PROBLEM:
Give the entries again, word for word.

EXERCISE INPUTS:
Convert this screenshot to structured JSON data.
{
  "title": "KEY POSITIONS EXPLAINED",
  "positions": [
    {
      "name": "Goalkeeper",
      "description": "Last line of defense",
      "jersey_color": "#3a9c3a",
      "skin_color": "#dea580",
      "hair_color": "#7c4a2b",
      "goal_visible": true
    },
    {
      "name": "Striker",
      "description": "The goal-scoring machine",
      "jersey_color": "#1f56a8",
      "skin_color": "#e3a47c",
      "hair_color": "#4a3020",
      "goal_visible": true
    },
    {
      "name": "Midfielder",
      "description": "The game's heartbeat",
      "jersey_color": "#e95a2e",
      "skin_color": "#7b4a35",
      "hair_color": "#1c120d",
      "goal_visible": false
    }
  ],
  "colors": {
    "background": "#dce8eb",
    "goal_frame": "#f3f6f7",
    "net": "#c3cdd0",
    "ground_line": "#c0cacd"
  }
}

EXERCISE RESPONSE:
Convert this screenshot to structured JSON data.
{
  "title": "KEY POSITIONS EXPLAINED",
  "positions": [
    {
      "name": "Goalkeeper",
      "description": "Last line of defense",
      "jersey_color": "#3a9c3a",
      "skin_color": "#dea580",
      "hair_color": "#7c4a2b",
      "goal_visible": true
    },
    {
      "name": "Striker",
      "description": "The goal-scoring machine",
      "jersey_color": "#1f56a8",
      "skin_color": "#e3a47c",
      "hair_color": "#4a3020",
      "goal_visible": true
    },
    {
      "name": "Midfielder",
      "description": "The game's heartbeat",
      "jersey_color": "#e95a2e",
      "skin_color": "#7b4a35",
      "hair_color": "#1c120d",
      "goal_visible": false
    }
  ],
  "colors": {
    "background": "#dce8eb",
    "goal_frame": "#f3f6f7",
    "net": "#c3cdd0",
    "ground_line": "#c0cacd"
  }
}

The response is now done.